## THE TASK
Transcribe all of the material exactly. Any picture in it should be left out.

## Stored data
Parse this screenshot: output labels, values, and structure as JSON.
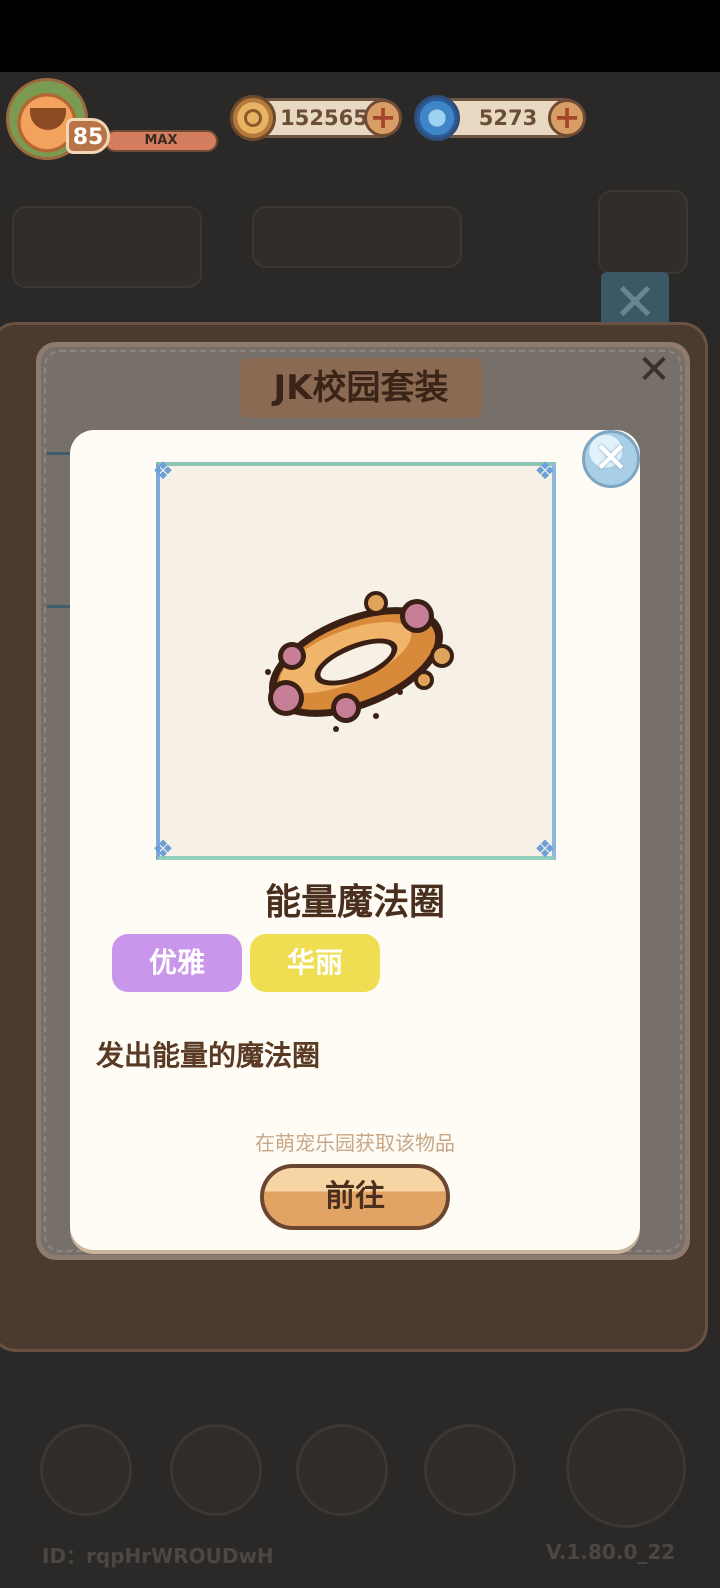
{
  "player": {
    "level": "85",
    "level_status": "MAX"
  },
  "currency": {
    "coins": "152565",
    "gems": "5273",
    "add_symbol": "+"
  },
  "collection": {
    "title": "JK校园套装",
    "close_symbol": "✕"
  },
  "item": {
    "name": "能量魔法圈",
    "tags": [
      "优雅",
      "华丽"
    ],
    "tag_colors": [
      "#c996ec",
      "#efdd52"
    ],
    "description": "发出能量的魔法圈",
    "source_hint": "在萌宠乐园获取该物品",
    "go_button": "前往",
    "close_symbol": "✕"
  },
  "footer": {
    "id": "ID：rqpHrWROUDwH",
    "version": "V.1.80.0_22"
  }
}
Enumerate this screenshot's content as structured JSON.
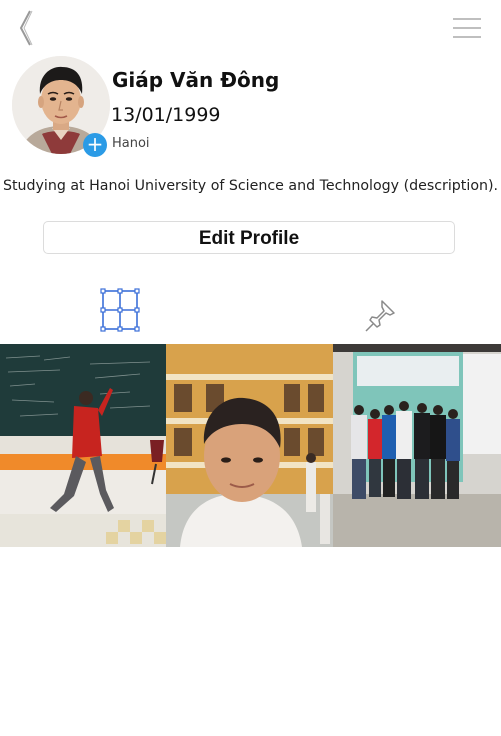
{
  "nav": {
    "back_icon": "chevron-left-icon",
    "menu_icon": "hamburger-menu-icon"
  },
  "profile": {
    "name": "Giáp Văn Đông",
    "dob": "13/01/1999",
    "location": "Hanoi",
    "description": "Studying at Hanoi University of Science and Technology (description).",
    "add_photo_icon": "plus-icon"
  },
  "actions": {
    "edit_label": "Edit Profile"
  },
  "tabs": [
    {
      "icon": "grid-icon",
      "active": true
    },
    {
      "icon": "pin-icon",
      "active": false
    }
  ],
  "colors": {
    "accent": "#2b9be6",
    "tab_active": "#3b6fd8",
    "tab_inactive": "#8a8a8a"
  },
  "photos": [
    {
      "subject": "chalkboard-photo"
    },
    {
      "subject": "selfie-photo"
    },
    {
      "subject": "group-photo"
    }
  ]
}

## TASK RESULT
Parse this screenshot: output labels, values, and structure as JSON.
{
  "player": {
    "level": "85",
    "level_status": "MAX"
  },
  "currency": {
    "coins": "152565",
    "gems": "5273",
    "add_symbol": "+"
  },
  "collection": {
    "title": "JK校园套装",
    "close_symbol": "✕"
  },
  "item": {
    "name": "能量魔法圈",
    "tags": [
      "优雅",
      "华丽"
    ],
    "tag_colors": [
      "#c996ec",
      "#efdd52"
    ],
    "description": "发出能量的魔法圈",
    "source_hint": "在萌宠乐园获取该物品",
    "go_button": "前往",
    "close_symbol": "✕"
  },
  "footer": {
    "id": "ID：rqpHrWROUDwH",
    "version": "V.1.80.0_22"
  }
}
Enumerate this screenshot's content as structured JSON.
{
  "nav": {
    "back_icon": "chevron-left-icon",
    "menu_icon": "hamburger-menu-icon"
  },
  "profile": {
    "name": "Giáp Văn Đông",
    "dob": "13/01/1999",
    "location": "Hanoi",
    "description": "Studying at Hanoi University of Science and Technology (description).",
    "add_photo_icon": "plus-icon"
  },
  "actions": {
    "edit_label": "Edit Profile"
  },
  "tabs": [
    {
      "icon": "grid-icon",
      "active": true
    },
    {
      "icon": "pin-icon",
      "active": false
    }
  ],
  "colors": {
    "accent": "#2b9be6",
    "tab_active": "#3b6fd8",
    "tab_inactive": "#8a8a8a"
  },
  "photos": [
    {
      "subject": "chalkboard-photo"
    },
    {
      "subject": "selfie-photo"
    },
    {
      "subject": "group-photo"
    }
  ]
}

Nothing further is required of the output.